■ AIM: Provide only the number of lines where "grains" occurs.

■ INFORMATION SUPPLIED:
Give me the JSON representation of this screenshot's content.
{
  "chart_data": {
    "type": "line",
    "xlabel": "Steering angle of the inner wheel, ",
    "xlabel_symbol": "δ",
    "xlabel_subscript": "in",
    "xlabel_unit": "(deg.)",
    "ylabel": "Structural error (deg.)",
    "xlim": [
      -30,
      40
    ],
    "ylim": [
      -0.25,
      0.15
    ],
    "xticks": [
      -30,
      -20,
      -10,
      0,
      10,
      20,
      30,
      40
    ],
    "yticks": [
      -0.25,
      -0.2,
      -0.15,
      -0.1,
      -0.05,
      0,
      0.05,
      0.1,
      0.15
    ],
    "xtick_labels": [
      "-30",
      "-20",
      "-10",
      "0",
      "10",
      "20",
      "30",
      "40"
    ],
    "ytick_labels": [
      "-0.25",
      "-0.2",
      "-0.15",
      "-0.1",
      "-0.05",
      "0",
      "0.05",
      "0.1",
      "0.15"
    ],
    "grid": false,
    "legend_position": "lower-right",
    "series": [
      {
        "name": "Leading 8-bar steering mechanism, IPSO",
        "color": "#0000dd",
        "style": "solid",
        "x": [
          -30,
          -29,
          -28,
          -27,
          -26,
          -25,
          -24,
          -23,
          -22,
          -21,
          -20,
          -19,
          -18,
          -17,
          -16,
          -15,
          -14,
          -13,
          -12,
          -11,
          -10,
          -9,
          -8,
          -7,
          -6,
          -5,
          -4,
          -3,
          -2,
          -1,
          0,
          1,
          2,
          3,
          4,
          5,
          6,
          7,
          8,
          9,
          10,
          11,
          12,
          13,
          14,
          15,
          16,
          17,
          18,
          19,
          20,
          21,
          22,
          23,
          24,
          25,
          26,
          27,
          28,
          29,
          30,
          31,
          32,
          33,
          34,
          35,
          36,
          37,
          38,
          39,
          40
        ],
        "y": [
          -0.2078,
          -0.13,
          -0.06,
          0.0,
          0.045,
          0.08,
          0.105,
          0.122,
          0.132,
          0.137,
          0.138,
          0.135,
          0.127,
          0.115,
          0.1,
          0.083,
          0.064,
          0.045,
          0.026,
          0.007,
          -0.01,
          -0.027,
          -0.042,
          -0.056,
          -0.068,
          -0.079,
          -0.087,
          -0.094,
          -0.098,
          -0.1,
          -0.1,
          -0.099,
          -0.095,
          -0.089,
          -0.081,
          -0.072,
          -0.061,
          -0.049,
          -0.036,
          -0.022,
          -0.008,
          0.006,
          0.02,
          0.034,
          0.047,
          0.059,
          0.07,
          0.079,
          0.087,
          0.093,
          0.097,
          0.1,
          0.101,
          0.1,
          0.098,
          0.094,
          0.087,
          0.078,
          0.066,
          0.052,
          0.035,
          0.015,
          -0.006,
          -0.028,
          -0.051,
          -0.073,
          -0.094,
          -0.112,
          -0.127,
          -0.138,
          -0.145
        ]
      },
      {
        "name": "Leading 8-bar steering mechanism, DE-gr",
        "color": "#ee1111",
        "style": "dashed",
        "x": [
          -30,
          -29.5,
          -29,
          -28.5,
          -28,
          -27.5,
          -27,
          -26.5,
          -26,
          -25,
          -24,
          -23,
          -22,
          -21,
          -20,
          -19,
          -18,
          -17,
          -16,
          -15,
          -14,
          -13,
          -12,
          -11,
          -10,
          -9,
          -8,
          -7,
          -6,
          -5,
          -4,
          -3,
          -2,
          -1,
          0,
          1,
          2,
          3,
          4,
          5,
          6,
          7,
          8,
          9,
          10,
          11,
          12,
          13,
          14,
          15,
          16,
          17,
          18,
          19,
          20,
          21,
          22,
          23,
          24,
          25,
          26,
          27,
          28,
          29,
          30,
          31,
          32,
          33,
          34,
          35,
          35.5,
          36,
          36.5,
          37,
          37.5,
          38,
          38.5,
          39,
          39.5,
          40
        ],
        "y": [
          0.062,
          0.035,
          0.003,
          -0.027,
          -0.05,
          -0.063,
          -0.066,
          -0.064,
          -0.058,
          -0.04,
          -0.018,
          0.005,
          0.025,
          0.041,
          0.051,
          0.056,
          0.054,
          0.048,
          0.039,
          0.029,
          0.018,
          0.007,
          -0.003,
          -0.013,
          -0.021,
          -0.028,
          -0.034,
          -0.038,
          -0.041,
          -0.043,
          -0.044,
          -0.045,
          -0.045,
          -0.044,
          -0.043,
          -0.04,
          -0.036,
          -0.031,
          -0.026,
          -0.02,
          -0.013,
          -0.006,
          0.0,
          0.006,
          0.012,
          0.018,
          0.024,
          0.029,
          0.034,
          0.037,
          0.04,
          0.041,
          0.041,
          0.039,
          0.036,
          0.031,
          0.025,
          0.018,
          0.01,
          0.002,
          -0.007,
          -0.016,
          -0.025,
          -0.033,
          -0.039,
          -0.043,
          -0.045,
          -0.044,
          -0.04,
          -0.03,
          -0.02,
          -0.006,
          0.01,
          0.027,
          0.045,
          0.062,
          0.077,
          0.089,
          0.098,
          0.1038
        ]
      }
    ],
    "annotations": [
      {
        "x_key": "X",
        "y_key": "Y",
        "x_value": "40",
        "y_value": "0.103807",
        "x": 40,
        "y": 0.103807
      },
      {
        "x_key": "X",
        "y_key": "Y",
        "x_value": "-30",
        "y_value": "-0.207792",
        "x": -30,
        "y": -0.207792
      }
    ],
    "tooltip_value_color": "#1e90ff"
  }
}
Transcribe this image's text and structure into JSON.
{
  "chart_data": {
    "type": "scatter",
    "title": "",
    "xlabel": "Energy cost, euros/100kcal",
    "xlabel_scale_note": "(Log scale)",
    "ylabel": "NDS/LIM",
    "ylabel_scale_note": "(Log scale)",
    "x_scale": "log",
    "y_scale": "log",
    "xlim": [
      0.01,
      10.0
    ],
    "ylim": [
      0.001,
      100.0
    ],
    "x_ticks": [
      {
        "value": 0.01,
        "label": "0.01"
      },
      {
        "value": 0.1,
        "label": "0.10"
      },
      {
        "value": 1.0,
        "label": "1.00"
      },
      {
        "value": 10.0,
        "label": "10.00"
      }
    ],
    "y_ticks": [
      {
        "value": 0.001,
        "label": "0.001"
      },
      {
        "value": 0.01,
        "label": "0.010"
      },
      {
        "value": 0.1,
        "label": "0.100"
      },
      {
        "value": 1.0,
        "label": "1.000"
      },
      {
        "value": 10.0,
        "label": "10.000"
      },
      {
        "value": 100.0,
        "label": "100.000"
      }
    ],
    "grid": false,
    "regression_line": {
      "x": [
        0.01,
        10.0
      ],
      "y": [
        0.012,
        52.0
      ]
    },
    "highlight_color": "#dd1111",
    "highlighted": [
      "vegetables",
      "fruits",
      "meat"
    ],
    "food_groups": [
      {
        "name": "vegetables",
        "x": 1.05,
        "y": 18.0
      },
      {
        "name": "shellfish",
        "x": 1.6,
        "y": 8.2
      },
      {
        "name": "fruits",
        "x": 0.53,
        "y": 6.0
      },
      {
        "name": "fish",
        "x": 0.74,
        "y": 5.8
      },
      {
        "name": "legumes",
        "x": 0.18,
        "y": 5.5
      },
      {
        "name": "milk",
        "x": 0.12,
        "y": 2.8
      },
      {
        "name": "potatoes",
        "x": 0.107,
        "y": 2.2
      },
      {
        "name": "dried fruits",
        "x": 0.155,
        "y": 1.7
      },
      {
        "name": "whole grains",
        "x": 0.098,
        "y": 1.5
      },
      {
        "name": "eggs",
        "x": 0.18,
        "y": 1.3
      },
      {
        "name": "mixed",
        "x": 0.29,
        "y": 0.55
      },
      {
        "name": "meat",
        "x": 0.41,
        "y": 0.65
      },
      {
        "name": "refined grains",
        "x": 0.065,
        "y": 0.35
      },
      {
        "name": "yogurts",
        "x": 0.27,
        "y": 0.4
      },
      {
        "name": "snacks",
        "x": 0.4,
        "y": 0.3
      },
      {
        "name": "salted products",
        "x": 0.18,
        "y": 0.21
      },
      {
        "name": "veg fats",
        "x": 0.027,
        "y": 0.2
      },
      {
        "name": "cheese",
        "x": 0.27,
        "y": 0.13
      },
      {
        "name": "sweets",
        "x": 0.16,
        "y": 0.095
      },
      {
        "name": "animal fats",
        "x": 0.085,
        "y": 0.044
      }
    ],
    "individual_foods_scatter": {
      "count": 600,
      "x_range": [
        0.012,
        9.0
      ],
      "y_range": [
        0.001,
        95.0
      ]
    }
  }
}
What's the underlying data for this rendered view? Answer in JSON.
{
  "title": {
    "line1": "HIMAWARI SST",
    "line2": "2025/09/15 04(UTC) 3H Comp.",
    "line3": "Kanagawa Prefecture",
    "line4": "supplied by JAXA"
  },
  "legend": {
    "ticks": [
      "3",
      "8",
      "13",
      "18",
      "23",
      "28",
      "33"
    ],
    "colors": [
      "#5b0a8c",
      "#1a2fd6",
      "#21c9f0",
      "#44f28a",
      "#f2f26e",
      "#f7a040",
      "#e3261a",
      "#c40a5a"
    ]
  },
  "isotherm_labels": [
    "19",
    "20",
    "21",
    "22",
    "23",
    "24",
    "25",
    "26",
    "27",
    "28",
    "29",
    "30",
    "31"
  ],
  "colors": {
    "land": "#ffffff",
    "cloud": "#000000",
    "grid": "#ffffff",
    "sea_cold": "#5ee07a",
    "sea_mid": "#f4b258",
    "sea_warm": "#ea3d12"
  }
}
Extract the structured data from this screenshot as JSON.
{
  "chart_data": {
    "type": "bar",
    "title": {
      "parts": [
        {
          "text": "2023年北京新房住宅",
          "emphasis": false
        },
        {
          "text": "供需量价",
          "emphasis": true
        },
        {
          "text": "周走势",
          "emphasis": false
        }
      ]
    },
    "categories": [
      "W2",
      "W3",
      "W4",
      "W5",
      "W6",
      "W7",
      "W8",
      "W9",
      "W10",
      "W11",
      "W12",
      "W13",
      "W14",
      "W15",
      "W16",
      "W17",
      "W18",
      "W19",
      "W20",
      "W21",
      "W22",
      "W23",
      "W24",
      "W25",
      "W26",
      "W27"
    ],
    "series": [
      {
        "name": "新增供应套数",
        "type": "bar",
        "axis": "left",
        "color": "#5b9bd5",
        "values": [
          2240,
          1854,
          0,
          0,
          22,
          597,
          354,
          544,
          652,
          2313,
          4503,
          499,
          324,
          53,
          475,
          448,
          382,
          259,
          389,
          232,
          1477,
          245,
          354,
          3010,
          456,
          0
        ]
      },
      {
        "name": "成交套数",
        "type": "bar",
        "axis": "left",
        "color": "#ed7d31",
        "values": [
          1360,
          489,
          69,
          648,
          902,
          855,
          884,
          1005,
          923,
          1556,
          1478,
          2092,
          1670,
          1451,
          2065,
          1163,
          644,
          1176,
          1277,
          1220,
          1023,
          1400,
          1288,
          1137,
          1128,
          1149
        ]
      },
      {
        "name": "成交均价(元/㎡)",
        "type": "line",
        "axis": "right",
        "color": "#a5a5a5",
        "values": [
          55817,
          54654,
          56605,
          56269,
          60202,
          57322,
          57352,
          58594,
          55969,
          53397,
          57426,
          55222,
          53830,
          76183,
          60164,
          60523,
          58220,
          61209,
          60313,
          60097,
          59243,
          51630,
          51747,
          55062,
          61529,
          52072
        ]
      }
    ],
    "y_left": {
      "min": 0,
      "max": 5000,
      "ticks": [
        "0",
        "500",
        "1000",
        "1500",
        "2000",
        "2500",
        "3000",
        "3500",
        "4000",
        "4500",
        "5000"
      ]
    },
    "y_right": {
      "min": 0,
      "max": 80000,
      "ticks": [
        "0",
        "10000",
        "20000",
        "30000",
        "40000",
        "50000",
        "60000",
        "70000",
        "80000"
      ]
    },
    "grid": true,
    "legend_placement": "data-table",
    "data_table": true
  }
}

■ WRITTEN RESPONSE: 2